··· TEXTO FORNECIDO

Os formatos e materiais dos tijolos mudaram com o passar do tempo, e hoje até podem ser substituídos por paredes pré-fabricadas, mas a finalidade em ambos os casos é servir de proteção vertical para imóveis. Contudo, o uso de paredes pré-fabricadas exige um projeto técnico moderno, fabricante e mão de obra especializados, materiais e equipamentos especiais para sua instalação, ótima logística de entrega e, o mais importante, mudança da crença tradicional da população e dos atuais pedreiros de que essa nova tecnologia é mais acessível, segura, barata, rápida e mais resistente do que o processo tradicional de assentar tijolos para se obter boas paredes. Como se vê, ambas são soluções para um mesmo problema, mas com especificações distintas e que podem ser úteis em um cenário e não em outro, além de exigirem novas habilidades dos envolvidos, as quais podem não ser obtidas sem uma gradual e profunda mudança na forma de pensar e agir desses profissionais e do mercado consumidor.

Histórico do Depósito a Prazo: analisando a história do Depósito a Prazo no cooperativismo de crédito vemos que ela tem algo a ver com a lógica descrita acima do tradicional tijolo e as modernas paredes pré-fabricadas. Há alguns anos tínhamos o Depósito a Prazo como a única forma das Singulares obterem substanciais fundings (dinheiro para emprestar), e o faziam de forma decisiva, pois precisavam rapidamente obter ganhos com sua carteira de crédito edificada com recursos próprios. Vimos também que a evolução do Capital Social e das Reservas é um processo comercialmente estressante e nem sempre cresce na velocidade das demandas creditícias de uma Singular. Já o Depósito à Vista, apesar de barato (nunca gratuito), é sazonal e anticíclico quanto a sua eficácia de gerar funding, pois quanto mais se precisa dele como funding, mais os clientes o consomem. Portanto, o Depósito à Vista exige um elevadíssimo amadurecimento comercial para que possa ser considerado tecnicamente uma coerente e substancial fonte de funding.

Nesse movimento onde a carteira de crédito com recursos próprios cresceu vertiginosamente na última década, permitindo a viabilidade de muitas Singulares, observa-se em algumas dessas instituições uma redução gradual na dependência do Depósito a Prazo como fonte de funding. Isso se explica em parte pelo crescimento significativo do Capital Social e das Reservas. Nesse interim, surge para algumas Singulares que tenham Bancos em seu conglomerado, a possibilidade de agir como um correspondente bancário captando Poupança para seu banco cooperativo, visando quase sempre obter o direito de ter valores de Repasse desse banco para atender a um grupo seleto de sócios.

······
··· DADOS FORNECIDOS

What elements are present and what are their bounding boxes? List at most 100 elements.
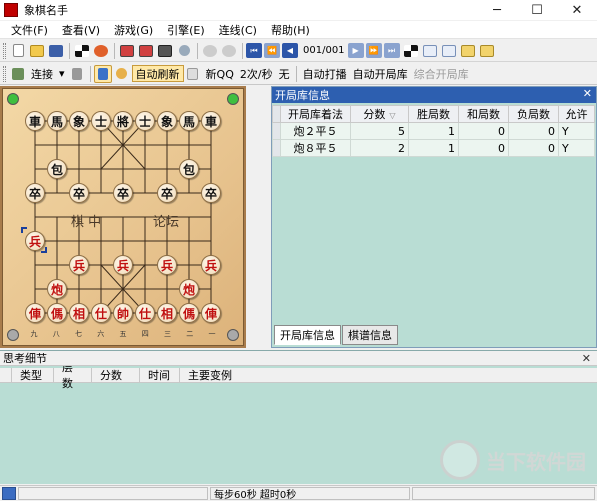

······

TAREFAS A REALIZAR -
- a) Transcreva do texto sobre o Depósito a Prazo o trecho que se inicia nas palavras "Nesse movimento onde" e vai até "seleto de sócios.".
- b) Responda às perguntas abaixo com base no texto sobre o Depósito a Prazo.
(i) Qual é a finalidade comum dos tijolos e das paredes pré-fabricadas?
(ii) Como o Depósito à Vista é caracterizado quanto à sua eficácia de gerar funding?
(iii) Em que período a carteira de crédito com recursos próprios cresceu vertiginosamente?
- c) Traduza para o inglês a frase "Isso se explica em parte pelo crescimento significativo do Capital Social e das Reservas.", retirada do texto sobre o Depósito a Prazo.

RESPOSTAS POR TAREFA -
- a)
Nesse movimento onde a carteira de crédito com recursos próprios cresceu vertiginosamente na última década, permitindo a viabilidade de muitas Singulares, observa-se em algumas dessas instituições uma redução gradual na dependência do Depósito a Prazo como fonte de funding. Isso se explica em parte pelo crescimento significativo do Capital Social e das Reservas. Nesse interim, surge para algumas Singulares que tenham Bancos em seu conglomerado, a possibilidade de agir como um correspondente bancário captando Poupança para seu banco cooperativo, visando quase sempre obter o direito de ter valores de Repasse desse banco para atender a um grupo seleto de sócios.

- b)
(i) Servir de proteção vertical para imóveis.
(ii) Como sazonal e anticíclico.
(iii) Na última década.

- c) This is explained in part by the significant growth of Share Capital and Reserves.